- [Selection]:
====

In the earlier post to which she referred, she said:
> For example, Parke and Ladd (1992) wrote a tome about how complex
> the impacts of parents on their children's peer relationships actually
> are.
Here's an example of the powerful evidence adduced in the tome edited by
Parke and Ladd in support of the complex impacts of parents. I quote from
their book:
"_Mothers'_ total expressiveness, mothers' positive expressiveness,
and mothers' negative expressiveness were all positively correlated
with _girls'_ peer acceptance, but not with _boys'_ peer acceptance.
Conversely, _fathers'_ total expressiveness and fathers' negative
expressiveness were positively correlated with _boys'_ acceptance, but
not with girls' acceptance. Fathers' positive expressiveness was not
related to boys' acceptance, but was related to girls' acceptance."
"Parents' emotional expressiveness was also significantly
correlated with peer and teacher behavior measures. Greater maternal
total expressiveness was associated, for boys, with greater prosocial
behavior and less disruptiveness. A congruent pattern of results
emerged in relation to maternal positive and negative expressiveness.
A different pattern emerged in relation to paternal emotional
expressiveness. Greater paternal total expressiveness was associated,
for boys, with less aggression, less shyness, and more prosocial
behavior. For girls, greater paternal total expressiveness was
associated with less aggression, more prosocial behavior, and less
disruptiveness. A congruent pattern of results emerged in relation to
paternal positive and negative expressiveness, with one exception: a
positive correlation between fathers' negative expressiveness and
girls' shyness."

====

- [Task data]:

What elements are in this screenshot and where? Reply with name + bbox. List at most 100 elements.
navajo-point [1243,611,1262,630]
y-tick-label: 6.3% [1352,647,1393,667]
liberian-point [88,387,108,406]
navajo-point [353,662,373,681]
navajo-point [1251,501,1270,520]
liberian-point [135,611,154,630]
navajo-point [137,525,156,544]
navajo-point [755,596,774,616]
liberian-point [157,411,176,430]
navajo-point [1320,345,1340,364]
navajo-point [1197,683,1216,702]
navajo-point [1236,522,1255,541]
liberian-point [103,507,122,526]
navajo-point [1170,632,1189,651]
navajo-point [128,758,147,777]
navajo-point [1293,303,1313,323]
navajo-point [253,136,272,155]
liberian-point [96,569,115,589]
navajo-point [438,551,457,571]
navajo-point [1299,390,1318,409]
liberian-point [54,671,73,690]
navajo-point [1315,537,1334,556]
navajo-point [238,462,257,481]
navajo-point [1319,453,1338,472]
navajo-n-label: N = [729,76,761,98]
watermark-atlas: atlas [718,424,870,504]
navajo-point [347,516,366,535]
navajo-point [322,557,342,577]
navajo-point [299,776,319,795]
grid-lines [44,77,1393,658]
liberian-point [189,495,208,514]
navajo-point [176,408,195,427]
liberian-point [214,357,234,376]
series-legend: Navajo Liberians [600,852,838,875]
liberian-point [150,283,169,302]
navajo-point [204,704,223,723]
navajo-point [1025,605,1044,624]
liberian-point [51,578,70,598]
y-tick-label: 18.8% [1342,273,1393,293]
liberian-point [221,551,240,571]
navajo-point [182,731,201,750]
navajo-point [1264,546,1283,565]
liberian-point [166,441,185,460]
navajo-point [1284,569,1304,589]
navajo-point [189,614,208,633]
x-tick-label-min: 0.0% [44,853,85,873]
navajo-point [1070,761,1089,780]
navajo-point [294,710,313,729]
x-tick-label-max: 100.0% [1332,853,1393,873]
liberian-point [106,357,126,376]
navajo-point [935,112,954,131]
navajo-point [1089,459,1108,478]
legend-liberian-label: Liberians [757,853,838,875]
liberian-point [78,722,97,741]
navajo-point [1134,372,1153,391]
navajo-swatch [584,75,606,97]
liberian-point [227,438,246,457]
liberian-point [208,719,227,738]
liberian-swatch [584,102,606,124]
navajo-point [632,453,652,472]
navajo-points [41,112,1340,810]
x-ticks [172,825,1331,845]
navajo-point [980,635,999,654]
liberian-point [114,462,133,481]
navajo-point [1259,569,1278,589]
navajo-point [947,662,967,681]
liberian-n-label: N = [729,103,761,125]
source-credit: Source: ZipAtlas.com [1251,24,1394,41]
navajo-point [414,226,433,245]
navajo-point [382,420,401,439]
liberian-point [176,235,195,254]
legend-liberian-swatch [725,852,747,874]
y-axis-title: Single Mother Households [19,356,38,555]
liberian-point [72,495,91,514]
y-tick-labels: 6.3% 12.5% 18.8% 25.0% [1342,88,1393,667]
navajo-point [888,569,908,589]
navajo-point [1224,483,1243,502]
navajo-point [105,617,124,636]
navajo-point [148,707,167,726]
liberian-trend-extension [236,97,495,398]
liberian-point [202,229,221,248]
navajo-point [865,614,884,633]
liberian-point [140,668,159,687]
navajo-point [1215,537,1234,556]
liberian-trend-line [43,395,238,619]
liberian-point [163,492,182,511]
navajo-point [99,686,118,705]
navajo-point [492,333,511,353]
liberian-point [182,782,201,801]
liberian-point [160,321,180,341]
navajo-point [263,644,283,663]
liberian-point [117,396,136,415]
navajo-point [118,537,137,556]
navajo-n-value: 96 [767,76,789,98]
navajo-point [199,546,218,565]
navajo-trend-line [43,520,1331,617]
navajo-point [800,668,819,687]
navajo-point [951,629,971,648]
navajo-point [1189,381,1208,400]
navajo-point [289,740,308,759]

====

- [Problem set]:
- A) Please reproduce the passage on parental expressiveness word for word, starting at "Conversely, _fathers'_ total" and ending at "and negative expressiveness.".
- B) Count the lines of the listing that contain the string "legend", treating case as significant, and give only the number.

- [Full answers]:
- A)
Conversely, _fathers'_ total expressiveness and fathers' negative
expressiveness were positively correlated with _boys'_ acceptance, but
not with girls' acceptance. Fathers' positive expressiveness was not
related to boys' acceptance, but was related to girls' acceptance."
"Parents' emotional expressiveness was also significantly
correlated with peer and teacher behavior measures. Greater maternal
total expressiveness was associated, for boys, with greater prosocial
behavior and less disruptiveness. A congruent pattern of results
emerged in relation to maternal positive and negative expressiveness.

- B) 3